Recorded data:

* * * *

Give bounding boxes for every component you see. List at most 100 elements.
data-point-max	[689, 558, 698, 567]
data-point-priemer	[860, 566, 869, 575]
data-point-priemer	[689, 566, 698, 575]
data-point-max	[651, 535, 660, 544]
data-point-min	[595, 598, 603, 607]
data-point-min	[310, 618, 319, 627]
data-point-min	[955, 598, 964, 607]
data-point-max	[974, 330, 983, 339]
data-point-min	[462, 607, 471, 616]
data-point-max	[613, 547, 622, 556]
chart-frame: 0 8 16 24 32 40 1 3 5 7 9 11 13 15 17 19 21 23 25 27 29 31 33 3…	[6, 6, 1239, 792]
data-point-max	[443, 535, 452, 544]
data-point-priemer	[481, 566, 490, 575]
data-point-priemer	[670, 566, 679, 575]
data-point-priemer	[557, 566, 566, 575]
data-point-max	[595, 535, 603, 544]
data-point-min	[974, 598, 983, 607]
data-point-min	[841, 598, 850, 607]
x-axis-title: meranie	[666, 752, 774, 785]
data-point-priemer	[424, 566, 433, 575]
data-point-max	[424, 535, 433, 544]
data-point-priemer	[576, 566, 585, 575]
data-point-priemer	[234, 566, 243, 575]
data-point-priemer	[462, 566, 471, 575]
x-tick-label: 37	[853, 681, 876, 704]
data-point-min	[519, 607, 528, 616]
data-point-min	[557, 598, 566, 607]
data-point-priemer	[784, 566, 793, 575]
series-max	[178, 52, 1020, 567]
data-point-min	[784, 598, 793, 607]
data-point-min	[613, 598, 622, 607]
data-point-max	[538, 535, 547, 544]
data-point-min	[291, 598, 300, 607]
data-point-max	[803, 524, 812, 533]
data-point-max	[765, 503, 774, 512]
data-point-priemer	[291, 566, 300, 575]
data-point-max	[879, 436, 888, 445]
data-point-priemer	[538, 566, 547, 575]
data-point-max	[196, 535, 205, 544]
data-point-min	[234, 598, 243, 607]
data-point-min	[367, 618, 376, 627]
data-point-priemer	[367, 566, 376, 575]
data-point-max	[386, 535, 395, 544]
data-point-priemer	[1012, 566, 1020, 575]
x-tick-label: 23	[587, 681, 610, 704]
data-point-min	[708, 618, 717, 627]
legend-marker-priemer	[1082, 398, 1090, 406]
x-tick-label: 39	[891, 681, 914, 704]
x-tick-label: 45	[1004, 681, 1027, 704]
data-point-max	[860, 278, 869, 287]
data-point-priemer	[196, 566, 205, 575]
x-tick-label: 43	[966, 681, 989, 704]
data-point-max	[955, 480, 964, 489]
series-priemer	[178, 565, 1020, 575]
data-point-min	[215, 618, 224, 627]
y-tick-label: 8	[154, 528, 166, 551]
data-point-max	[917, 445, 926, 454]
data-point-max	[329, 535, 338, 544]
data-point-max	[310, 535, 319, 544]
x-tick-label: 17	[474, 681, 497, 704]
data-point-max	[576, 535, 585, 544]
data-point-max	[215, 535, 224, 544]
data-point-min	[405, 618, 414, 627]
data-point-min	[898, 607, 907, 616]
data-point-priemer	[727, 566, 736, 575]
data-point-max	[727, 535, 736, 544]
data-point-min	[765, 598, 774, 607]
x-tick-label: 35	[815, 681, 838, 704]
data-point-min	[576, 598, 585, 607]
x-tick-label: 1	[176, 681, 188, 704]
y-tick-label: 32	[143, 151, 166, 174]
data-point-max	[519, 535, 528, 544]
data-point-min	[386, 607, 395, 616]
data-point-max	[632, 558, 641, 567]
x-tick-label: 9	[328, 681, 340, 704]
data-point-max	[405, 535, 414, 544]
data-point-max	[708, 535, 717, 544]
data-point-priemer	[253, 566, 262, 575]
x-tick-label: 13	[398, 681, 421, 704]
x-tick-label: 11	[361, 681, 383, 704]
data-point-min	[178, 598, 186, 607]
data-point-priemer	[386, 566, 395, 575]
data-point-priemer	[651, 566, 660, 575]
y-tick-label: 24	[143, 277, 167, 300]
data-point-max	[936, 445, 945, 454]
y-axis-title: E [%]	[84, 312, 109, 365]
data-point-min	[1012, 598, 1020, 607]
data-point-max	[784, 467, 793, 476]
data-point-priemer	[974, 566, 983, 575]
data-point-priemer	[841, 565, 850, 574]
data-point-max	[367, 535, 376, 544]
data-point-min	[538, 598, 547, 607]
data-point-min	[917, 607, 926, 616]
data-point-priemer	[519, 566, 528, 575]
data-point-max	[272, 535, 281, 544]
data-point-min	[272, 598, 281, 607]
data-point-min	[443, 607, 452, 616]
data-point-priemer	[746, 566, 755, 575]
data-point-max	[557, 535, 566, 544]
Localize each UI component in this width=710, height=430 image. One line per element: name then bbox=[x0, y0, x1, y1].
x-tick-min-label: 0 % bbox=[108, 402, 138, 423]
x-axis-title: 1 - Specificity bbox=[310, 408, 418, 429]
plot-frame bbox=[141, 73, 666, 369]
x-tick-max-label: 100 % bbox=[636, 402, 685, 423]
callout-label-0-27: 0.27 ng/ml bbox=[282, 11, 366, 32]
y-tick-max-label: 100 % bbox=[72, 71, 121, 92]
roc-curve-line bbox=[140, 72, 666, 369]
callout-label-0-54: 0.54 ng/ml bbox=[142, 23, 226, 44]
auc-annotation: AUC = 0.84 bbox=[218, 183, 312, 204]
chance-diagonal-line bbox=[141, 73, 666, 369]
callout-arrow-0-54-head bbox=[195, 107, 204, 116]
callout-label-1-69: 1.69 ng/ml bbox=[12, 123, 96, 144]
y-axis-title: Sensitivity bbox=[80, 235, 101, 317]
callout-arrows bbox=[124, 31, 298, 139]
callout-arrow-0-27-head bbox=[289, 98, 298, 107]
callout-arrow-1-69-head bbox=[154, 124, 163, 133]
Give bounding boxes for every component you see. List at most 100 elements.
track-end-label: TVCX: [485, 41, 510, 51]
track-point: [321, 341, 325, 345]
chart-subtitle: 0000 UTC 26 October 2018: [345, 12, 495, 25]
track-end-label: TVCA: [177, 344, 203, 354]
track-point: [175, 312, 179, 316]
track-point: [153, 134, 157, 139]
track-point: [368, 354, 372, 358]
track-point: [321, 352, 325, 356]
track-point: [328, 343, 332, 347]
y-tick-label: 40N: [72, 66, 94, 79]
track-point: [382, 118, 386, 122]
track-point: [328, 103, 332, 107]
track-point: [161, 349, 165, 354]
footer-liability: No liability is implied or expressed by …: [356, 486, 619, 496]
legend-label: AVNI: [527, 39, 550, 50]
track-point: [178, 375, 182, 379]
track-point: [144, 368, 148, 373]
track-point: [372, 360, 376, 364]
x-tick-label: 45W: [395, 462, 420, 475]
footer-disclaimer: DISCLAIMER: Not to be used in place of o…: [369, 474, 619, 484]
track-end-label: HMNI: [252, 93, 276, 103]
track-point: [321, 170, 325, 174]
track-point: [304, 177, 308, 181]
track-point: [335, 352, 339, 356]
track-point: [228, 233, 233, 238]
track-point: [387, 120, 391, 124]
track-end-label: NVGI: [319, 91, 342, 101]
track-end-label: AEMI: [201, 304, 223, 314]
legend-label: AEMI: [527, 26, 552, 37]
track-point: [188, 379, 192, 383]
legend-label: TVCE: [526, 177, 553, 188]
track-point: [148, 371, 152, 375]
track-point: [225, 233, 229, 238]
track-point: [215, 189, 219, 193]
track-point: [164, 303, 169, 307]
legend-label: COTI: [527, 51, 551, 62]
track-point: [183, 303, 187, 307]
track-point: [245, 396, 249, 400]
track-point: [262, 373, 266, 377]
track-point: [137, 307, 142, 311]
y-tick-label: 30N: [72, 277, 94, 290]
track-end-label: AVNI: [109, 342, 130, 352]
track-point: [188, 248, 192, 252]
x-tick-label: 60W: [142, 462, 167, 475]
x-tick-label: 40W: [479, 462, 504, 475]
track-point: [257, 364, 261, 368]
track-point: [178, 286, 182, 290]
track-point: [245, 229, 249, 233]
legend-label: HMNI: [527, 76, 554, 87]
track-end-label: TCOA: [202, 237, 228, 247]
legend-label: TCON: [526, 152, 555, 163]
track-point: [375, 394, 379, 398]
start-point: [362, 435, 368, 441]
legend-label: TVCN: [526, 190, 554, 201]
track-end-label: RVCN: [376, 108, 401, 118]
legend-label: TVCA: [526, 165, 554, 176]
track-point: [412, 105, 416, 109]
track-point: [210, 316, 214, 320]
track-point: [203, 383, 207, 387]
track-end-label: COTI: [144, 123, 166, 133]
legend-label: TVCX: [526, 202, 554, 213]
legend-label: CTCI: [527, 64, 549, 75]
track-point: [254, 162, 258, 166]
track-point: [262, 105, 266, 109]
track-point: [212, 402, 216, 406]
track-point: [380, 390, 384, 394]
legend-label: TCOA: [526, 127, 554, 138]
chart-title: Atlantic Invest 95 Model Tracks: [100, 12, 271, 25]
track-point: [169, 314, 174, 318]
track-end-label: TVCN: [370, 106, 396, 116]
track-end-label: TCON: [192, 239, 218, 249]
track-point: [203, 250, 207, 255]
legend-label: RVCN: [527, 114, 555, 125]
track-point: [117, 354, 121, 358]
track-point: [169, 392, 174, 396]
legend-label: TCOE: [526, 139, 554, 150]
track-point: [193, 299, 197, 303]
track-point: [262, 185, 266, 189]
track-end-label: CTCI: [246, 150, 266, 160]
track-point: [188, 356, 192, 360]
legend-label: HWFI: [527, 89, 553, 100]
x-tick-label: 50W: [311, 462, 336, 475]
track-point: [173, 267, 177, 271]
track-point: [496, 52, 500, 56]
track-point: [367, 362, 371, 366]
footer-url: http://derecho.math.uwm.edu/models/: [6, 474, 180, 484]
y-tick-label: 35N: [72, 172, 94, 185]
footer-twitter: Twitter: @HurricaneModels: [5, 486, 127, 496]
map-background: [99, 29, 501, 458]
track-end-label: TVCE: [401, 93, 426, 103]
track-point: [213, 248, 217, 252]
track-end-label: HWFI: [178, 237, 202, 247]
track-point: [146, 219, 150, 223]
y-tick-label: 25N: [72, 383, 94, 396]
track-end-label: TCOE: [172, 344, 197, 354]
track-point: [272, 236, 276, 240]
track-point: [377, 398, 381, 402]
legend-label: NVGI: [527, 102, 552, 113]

* * * *

Challenge: Copy the rows from the first one through the row containing "607, 471, 616]", substituting "data-point-high" for each "data-point-max" and leaving all else as it is.

Task solution:
Give bounding boxes for every component you see. List at most 100 elements.
data-point-high	[689, 558, 698, 567]
data-point-priemer	[860, 566, 869, 575]
data-point-priemer	[689, 566, 698, 575]
data-point-high	[651, 535, 660, 544]
data-point-min	[595, 598, 603, 607]
data-point-min	[310, 618, 319, 627]
data-point-min	[955, 598, 964, 607]
data-point-high	[974, 330, 983, 339]
data-point-min	[462, 607, 471, 616]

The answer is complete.